### Your task:
The listing below is the input. Say how many of its lines contain "Enable", giving the number alone.

━━ Input

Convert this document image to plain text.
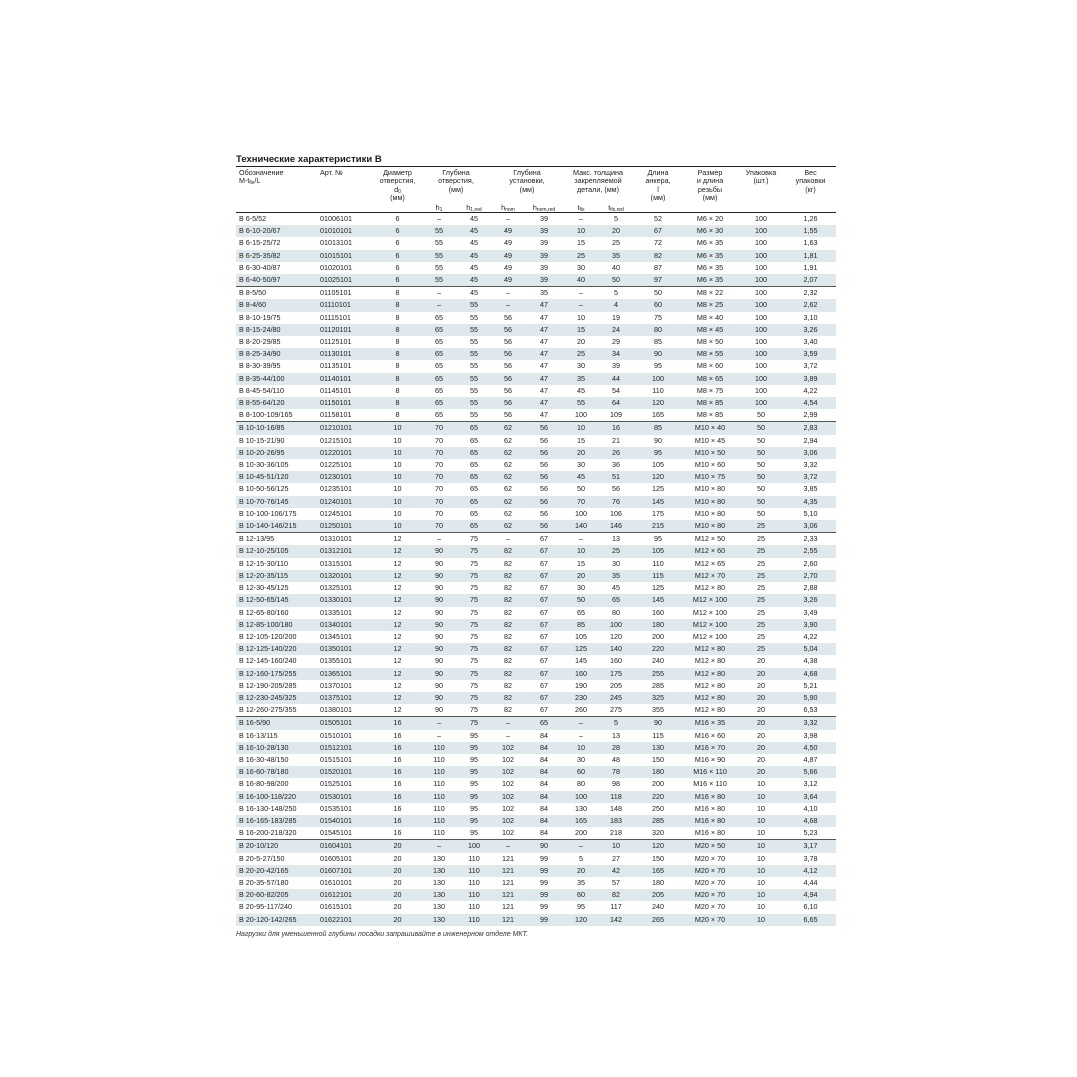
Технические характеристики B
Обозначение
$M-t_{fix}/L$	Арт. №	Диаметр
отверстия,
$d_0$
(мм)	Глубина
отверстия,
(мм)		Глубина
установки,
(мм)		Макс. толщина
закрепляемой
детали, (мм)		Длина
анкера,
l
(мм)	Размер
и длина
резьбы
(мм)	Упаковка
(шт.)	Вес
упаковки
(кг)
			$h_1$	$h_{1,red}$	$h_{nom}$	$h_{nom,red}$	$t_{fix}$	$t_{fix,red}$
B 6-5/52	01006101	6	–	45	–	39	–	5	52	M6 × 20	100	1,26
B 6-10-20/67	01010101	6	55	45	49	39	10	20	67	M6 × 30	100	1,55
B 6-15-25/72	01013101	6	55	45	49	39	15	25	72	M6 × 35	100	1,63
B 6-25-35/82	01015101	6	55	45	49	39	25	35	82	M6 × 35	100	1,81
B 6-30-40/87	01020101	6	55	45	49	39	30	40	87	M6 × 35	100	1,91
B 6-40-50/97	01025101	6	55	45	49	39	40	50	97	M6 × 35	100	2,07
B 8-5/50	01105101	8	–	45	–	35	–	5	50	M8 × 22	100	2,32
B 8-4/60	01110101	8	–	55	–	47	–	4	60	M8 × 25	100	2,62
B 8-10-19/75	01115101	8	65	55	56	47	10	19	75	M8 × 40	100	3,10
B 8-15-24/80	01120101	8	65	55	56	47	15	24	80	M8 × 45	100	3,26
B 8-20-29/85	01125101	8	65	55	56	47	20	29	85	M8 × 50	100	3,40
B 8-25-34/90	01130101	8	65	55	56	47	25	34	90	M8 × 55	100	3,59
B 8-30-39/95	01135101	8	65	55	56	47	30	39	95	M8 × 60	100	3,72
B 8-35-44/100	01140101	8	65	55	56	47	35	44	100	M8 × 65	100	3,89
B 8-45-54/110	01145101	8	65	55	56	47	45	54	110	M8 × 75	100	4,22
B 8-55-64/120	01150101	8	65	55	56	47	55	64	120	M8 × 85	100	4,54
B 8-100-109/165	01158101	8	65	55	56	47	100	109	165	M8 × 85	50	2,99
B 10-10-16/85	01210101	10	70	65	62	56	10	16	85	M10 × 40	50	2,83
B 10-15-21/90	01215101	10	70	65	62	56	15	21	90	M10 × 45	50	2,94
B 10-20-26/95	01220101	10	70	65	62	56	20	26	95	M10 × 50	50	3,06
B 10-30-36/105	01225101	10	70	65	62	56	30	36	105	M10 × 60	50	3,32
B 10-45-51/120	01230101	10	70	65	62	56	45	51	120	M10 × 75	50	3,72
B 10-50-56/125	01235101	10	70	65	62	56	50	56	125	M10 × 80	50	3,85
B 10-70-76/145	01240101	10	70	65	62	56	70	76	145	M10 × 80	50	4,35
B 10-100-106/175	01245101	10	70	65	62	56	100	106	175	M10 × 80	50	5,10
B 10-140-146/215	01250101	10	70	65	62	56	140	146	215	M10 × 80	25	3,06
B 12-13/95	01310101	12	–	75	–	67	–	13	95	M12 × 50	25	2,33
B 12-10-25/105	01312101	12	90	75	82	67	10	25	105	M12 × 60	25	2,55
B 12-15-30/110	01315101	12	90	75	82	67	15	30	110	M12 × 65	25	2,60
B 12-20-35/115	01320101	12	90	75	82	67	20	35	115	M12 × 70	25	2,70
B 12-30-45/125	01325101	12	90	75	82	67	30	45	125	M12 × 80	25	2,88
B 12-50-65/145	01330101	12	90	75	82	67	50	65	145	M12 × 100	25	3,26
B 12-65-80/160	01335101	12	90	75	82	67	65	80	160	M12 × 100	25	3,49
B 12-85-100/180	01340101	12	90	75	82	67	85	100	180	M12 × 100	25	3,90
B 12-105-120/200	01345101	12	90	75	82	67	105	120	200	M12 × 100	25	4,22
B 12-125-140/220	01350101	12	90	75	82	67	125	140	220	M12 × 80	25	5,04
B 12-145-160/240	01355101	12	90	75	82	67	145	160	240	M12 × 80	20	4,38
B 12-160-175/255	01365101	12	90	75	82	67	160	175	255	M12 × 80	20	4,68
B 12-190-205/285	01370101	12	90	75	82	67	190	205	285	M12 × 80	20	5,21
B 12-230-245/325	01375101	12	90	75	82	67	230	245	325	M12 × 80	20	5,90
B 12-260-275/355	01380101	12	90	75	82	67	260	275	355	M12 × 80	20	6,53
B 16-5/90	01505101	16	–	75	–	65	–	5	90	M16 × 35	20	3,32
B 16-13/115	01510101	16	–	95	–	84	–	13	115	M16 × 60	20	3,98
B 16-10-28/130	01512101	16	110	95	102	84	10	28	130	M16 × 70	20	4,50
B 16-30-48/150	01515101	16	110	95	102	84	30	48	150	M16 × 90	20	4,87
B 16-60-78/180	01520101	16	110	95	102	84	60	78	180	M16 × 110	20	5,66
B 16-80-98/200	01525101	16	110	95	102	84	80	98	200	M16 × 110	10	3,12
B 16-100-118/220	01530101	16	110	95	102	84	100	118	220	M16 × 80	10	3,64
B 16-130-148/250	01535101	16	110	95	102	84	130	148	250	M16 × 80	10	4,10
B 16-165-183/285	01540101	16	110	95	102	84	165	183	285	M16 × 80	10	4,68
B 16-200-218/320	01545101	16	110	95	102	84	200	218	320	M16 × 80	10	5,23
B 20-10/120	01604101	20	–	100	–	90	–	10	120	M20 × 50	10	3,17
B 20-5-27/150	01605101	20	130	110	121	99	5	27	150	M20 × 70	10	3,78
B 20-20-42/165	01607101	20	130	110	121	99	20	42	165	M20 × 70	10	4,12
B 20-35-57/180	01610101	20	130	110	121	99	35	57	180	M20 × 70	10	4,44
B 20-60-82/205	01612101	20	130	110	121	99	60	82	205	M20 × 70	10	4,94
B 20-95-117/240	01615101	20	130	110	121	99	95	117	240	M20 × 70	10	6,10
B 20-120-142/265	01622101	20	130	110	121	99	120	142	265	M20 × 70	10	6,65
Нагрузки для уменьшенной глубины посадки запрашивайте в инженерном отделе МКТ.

━━━━
━━ Input

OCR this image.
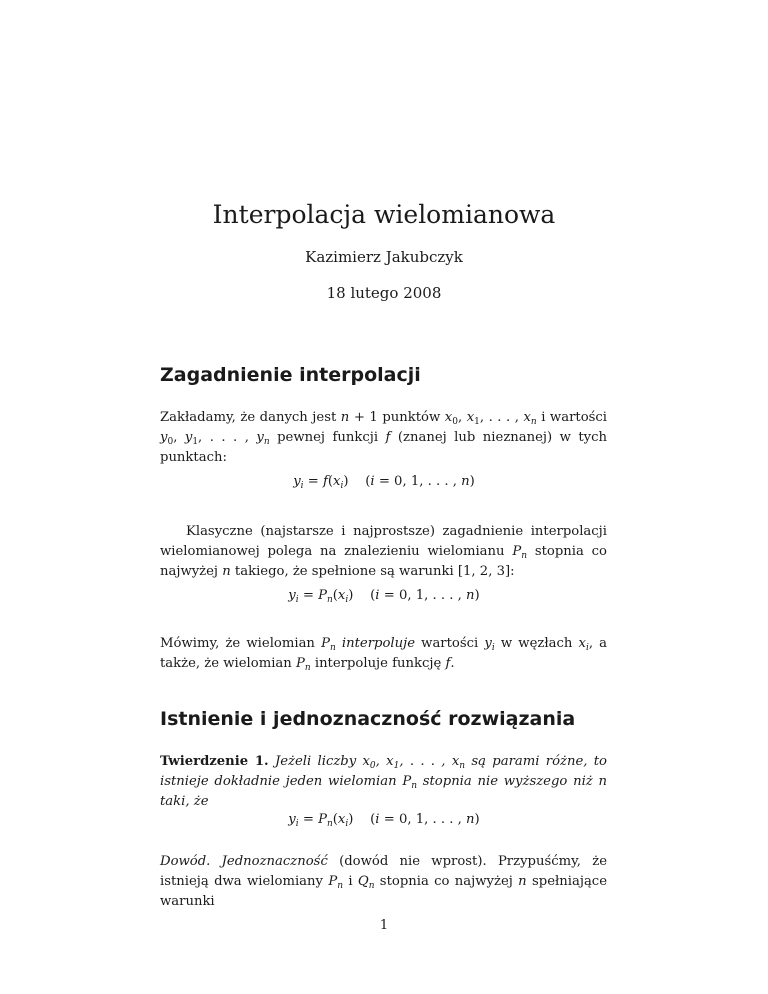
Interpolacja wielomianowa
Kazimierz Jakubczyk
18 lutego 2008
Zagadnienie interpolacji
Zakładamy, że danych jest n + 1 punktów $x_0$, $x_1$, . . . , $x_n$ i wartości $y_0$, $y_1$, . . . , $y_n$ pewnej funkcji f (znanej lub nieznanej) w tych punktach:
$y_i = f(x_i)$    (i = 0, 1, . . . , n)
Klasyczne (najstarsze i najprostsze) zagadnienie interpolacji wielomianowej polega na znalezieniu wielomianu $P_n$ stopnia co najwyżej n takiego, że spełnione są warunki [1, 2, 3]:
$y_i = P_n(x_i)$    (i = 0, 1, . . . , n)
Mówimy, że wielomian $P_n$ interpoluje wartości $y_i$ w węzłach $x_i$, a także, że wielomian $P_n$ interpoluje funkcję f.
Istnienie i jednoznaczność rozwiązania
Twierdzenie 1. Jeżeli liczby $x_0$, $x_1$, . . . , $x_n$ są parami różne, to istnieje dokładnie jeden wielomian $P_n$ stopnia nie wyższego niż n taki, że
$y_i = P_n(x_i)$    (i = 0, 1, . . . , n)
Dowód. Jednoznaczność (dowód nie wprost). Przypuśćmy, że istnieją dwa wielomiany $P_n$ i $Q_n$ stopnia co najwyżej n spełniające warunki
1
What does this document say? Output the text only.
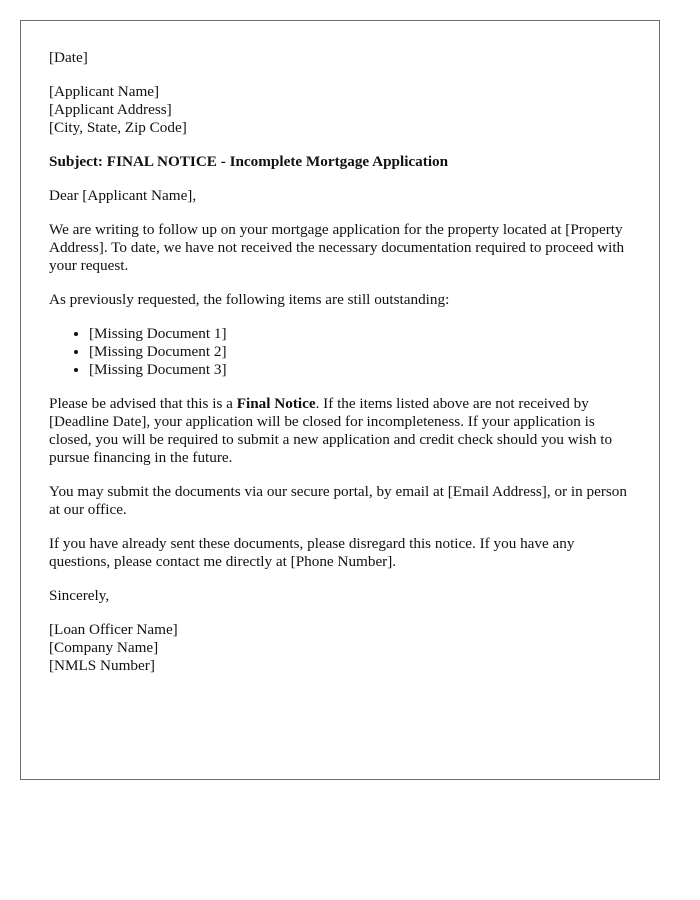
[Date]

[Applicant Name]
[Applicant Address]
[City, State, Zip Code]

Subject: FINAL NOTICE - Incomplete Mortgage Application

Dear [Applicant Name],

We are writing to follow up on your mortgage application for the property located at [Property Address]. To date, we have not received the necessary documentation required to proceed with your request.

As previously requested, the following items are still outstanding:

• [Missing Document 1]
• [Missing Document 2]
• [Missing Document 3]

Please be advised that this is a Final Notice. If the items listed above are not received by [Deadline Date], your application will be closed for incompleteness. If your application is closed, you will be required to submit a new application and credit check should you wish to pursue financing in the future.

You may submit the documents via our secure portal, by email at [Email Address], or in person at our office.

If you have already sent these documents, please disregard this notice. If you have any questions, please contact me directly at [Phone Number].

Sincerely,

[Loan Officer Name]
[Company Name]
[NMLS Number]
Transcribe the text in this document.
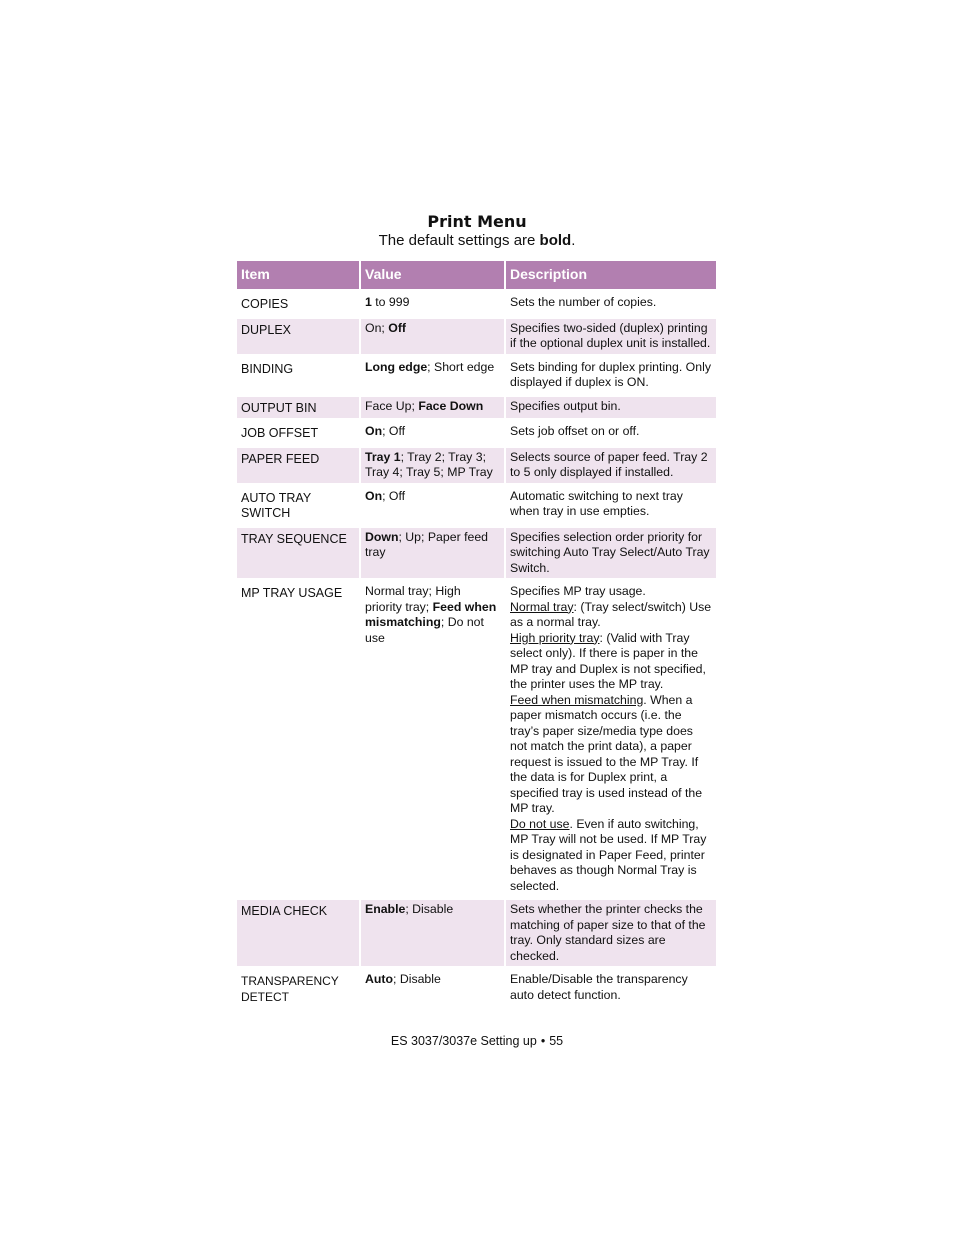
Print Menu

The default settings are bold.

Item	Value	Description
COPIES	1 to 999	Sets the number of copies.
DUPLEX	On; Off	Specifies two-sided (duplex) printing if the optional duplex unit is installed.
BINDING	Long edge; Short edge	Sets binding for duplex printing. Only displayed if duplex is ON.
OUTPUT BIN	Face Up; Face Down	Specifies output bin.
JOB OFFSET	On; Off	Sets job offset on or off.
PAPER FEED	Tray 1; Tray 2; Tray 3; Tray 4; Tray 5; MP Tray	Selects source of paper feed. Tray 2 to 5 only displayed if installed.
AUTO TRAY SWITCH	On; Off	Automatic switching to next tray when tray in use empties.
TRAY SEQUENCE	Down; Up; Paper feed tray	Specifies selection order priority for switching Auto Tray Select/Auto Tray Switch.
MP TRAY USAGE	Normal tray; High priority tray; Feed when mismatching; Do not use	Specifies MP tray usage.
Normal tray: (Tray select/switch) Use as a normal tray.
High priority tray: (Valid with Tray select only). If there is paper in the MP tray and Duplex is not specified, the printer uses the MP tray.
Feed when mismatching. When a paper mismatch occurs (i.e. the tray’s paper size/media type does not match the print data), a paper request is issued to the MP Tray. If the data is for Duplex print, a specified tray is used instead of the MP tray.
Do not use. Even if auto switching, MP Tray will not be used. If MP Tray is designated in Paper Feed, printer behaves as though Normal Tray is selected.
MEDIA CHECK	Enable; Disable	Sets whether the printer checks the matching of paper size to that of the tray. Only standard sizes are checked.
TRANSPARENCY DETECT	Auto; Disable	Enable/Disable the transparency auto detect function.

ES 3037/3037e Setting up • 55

━━━━

### Solved exercise:
2